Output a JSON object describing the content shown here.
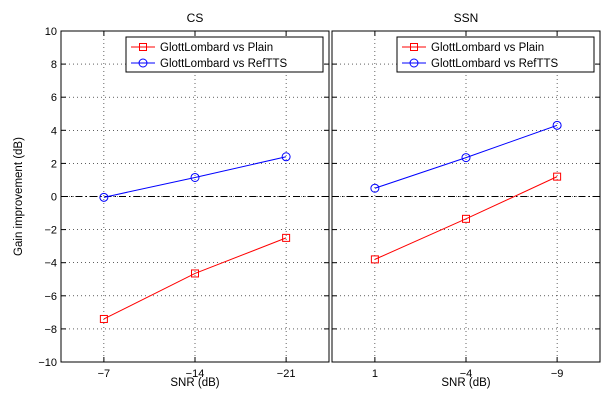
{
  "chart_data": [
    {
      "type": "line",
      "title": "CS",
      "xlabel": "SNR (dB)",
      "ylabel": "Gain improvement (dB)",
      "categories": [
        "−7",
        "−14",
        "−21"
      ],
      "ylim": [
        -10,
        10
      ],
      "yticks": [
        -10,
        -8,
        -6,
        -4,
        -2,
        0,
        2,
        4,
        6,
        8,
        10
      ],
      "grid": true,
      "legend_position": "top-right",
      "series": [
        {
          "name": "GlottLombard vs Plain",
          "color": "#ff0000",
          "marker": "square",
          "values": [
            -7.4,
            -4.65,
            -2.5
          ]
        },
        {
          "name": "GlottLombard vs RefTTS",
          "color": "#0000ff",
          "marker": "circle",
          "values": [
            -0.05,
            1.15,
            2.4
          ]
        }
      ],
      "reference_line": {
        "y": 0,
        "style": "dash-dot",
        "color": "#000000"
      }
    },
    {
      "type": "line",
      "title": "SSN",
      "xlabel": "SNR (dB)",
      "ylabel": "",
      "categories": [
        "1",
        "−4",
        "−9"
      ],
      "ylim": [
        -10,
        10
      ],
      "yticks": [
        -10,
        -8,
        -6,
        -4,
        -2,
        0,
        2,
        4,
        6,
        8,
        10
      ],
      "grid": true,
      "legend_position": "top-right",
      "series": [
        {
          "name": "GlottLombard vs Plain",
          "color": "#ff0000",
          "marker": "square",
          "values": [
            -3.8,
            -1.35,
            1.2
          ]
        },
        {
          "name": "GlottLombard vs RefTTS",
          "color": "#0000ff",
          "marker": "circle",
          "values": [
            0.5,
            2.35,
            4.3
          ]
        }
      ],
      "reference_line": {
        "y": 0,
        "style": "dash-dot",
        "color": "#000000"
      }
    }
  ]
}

TASK PROMPT: Reproduce every line of the material precisely, omitting its pictures.

SOLVED PROBLEM:
Output a JSON object describing the content shown here.
{
  "chart_data": [
    {
      "type": "line",
      "title": "CS",
      "xlabel": "SNR (dB)",
      "ylabel": "Gain improvement (dB)",
      "categories": [
        "−7",
        "−14",
        "−21"
      ],
      "ylim": [
        -10,
        10
      ],
      "yticks": [
        -10,
        -8,
        -6,
        -4,
        -2,
        0,
        2,
        4,
        6,
        8,
        10
      ],
      "grid": true,
      "legend_position": "top-right",
      "series": [
        {
          "name": "GlottLombard vs Plain",
          "color": "#ff0000",
          "marker": "square",
          "values": [
            -7.4,
            -4.65,
            -2.5
          ]
        },
        {
          "name": "GlottLombard vs RefTTS",
          "color": "#0000ff",
          "marker": "circle",
          "values": [
            -0.05,
            1.15,
            2.4
          ]
        }
      ],
      "reference_line": {
        "y": 0,
        "style": "dash-dot",
        "color": "#000000"
      }
    },
    {
      "type": "line",
      "title": "SSN",
      "xlabel": "SNR (dB)",
      "ylabel": "",
      "categories": [
        "1",
        "−4",
        "−9"
      ],
      "ylim": [
        -10,
        10
      ],
      "yticks": [
        -10,
        -8,
        -6,
        -4,
        -2,
        0,
        2,
        4,
        6,
        8,
        10
      ],
      "grid": true,
      "legend_position": "top-right",
      "series": [
        {
          "name": "GlottLombard vs Plain",
          "color": "#ff0000",
          "marker": "square",
          "values": [
            -3.8,
            -1.35,
            1.2
          ]
        },
        {
          "name": "GlottLombard vs RefTTS",
          "color": "#0000ff",
          "marker": "circle",
          "values": [
            0.5,
            2.35,
            4.3
          ]
        }
      ],
      "reference_line": {
        "y": 0,
        "style": "dash-dot",
        "color": "#000000"
      }
    }
  ]
}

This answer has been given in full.